Data rows
===============
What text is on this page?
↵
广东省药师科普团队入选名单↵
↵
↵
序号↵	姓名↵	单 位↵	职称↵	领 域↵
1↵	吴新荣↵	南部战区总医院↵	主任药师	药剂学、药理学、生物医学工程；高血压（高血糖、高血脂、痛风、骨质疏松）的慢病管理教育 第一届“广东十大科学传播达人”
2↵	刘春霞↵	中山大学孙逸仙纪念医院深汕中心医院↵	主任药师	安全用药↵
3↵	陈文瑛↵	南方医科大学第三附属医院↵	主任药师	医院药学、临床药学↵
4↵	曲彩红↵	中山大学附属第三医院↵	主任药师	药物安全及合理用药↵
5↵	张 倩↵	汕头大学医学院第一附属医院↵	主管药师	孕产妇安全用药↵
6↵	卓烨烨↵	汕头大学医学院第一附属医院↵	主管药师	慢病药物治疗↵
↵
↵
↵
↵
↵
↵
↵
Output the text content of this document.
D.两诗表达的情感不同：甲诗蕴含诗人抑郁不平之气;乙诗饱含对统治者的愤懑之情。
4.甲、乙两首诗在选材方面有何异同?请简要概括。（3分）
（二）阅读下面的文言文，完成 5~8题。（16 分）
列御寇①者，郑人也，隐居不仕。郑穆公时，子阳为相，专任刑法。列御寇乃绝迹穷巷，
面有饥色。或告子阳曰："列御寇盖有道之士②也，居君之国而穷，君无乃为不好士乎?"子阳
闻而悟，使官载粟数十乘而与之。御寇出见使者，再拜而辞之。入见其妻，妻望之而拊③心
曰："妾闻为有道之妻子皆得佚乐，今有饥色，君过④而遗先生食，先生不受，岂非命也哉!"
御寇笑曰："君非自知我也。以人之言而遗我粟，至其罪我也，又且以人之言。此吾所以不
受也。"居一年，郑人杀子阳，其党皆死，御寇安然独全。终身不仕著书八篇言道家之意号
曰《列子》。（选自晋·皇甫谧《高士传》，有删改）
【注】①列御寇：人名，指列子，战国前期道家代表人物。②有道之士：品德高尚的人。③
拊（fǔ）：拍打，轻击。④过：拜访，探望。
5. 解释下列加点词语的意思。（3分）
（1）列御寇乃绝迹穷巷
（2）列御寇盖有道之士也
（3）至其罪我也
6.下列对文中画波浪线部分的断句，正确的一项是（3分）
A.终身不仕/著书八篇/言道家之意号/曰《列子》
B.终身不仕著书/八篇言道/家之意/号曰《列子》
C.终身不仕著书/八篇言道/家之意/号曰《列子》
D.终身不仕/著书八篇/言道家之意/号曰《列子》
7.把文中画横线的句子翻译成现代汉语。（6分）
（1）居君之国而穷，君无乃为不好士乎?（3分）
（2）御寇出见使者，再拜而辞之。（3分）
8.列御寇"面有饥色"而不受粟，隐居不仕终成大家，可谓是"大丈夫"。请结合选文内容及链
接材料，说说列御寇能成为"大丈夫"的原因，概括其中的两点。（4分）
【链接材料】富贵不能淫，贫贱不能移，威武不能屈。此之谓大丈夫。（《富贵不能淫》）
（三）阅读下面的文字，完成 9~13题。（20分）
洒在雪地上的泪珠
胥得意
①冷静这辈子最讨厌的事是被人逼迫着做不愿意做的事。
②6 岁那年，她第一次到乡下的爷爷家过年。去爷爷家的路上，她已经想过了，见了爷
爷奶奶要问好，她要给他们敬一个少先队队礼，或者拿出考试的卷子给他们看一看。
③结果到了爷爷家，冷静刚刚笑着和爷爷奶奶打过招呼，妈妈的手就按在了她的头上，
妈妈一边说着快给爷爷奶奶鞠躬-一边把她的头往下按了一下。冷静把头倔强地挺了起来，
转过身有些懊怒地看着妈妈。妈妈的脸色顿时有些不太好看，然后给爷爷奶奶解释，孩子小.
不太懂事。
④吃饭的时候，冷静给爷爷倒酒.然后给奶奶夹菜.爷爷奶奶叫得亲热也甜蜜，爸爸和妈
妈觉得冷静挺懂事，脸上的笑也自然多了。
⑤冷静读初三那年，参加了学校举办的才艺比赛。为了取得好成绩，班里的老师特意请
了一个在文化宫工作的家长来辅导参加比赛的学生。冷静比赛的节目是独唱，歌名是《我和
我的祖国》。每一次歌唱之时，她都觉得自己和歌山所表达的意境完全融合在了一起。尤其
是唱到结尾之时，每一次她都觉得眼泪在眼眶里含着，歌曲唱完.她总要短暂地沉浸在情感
===============
The task
Each entry above is to be printed again exactly.

Exercise result
What text is on this page?
↵
广东省药师科普团队入选名单↵
↵
↵
序号↵	姓名↵	单 位↵	职称↵	领 域↵
1↵	吴新荣↵	南部战区总医院↵	主任药师	药剂学、药理学、生物医学工程；高血压（高血糖、高血脂、痛风、骨质疏松）的慢病管理教育 第一届“广东十大科学传播达人”
2↵	刘春霞↵	中山大学孙逸仙纪念医院深汕中心医院↵	主任药师	安全用药↵
3↵	陈文瑛↵	南方医科大学第三附属医院↵	主任药师	医院药学、临床药学↵
4↵	曲彩红↵	中山大学附属第三医院↵	主任药师	药物安全及合理用药↵
5↵	张 倩↵	汕头大学医学院第一附属医院↵	主管药师	孕产妇安全用药↵
6↵	卓烨烨↵	汕头大学医学院第一附属医院↵	主管药师	慢病药物治疗↵
↵
↵
↵
↵
↵
↵
↵
Output the text content of this document.
D.两诗表达的情感不同：甲诗蕴含诗人抑郁不平之气;乙诗饱含对统治者的愤懑之情。
4.甲、乙两首诗在选材方面有何异同?请简要概括。（3分）
（二）阅读下面的文言文，完成 5~8题。（16 分）
列御寇①者，郑人也，隐居不仕。郑穆公时，子阳为相，专任刑法。列御寇乃绝迹穷巷，
面有饥色。或告子阳曰："列御寇盖有道之士②也，居君之国而穷，君无乃为不好士乎?"子阳
闻而悟，使官载粟数十乘而与之。御寇出见使者，再拜而辞之。入见其妻，妻望之而拊③心
曰："妾闻为有道之妻子皆得佚乐，今有饥色，君过④而遗先生食，先生不受，岂非命也哉!"
御寇笑曰："君非自知我也。以人之言而遗我粟，至其罪我也，又且以人之言。此吾所以不
受也。"居一年，郑人杀子阳，其党皆死，御寇安然独全。终身不仕著书八篇言道家之意号
曰《列子》。（选自晋·皇甫谧《高士传》，有删改）
【注】①列御寇：人名，指列子，战国前期道家代表人物。②有道之士：品德高尚的人。③
拊（fǔ）：拍打，轻击。④过：拜访，探望。
5. 解释下列加点词语的意思。（3分）
（1）列御寇乃绝迹穷巷
（2）列御寇盖有道之士也
（3）至其罪我也
6.下列对文中画波浪线部分的断句，正确的一项是（3分）
A.终身不仕/著书八篇/言道家之意号/曰《列子》
B.终身不仕著书/八篇言道/家之意/号曰《列子》
C.终身不仕著书/八篇言道/家之意/号曰《列子》
D.终身不仕/著书八篇/言道家之意/号曰《列子》
7.把文中画横线的句子翻译成现代汉语。（6分）
（1）居君之国而穷，君无乃为不好士乎?（3分）
（2）御寇出见使者，再拜而辞之。（3分）
8.列御寇"面有饥色"而不受粟，隐居不仕终成大家，可谓是"大丈夫"。请结合选文内容及链
接材料，说说列御寇能成为"大丈夫"的原因，概括其中的两点。（4分）
【链接材料】富贵不能淫，贫贱不能移，威武不能屈。此之谓大丈夫。（《富贵不能淫》）
（三）阅读下面的文字，完成 9~13题。（20分）
洒在雪地上的泪珠
胥得意
①冷静这辈子最讨厌的事是被人逼迫着做不愿意做的事。
②6 岁那年，她第一次到乡下的爷爷家过年。去爷爷家的路上，她已经想过了，见了爷
爷奶奶要问好，她要给他们敬一个少先队队礼，或者拿出考试的卷子给他们看一看。
③结果到了爷爷家，冷静刚刚笑着和爷爷奶奶打过招呼，妈妈的手就按在了她的头上，
妈妈一边说着快给爷爷奶奶鞠躬-一边把她的头往下按了一下。冷静把头倔强地挺了起来，
转过身有些懊怒地看着妈妈。妈妈的脸色顿时有些不太好看，然后给爷爷奶奶解释，孩子小.
不太懂事。
④吃饭的时候，冷静给爷爷倒酒.然后给奶奶夹菜.爷爷奶奶叫得亲热也甜蜜，爸爸和妈
妈觉得冷静挺懂事，脸上的笑也自然多了。
⑤冷静读初三那年，参加了学校举办的才艺比赛。为了取得好成绩，班里的老师特意请
了一个在文化宫工作的家长来辅导参加比赛的学生。冷静比赛的节目是独唱，歌名是《我和
我的祖国》。每一次歌唱之时，她都觉得自己和歌山所表达的意境完全融合在了一起。尤其
是唱到结尾之时，每一次她都觉得眼泪在眼眶里含着，歌曲唱完.她总要短暂地沉浸在情感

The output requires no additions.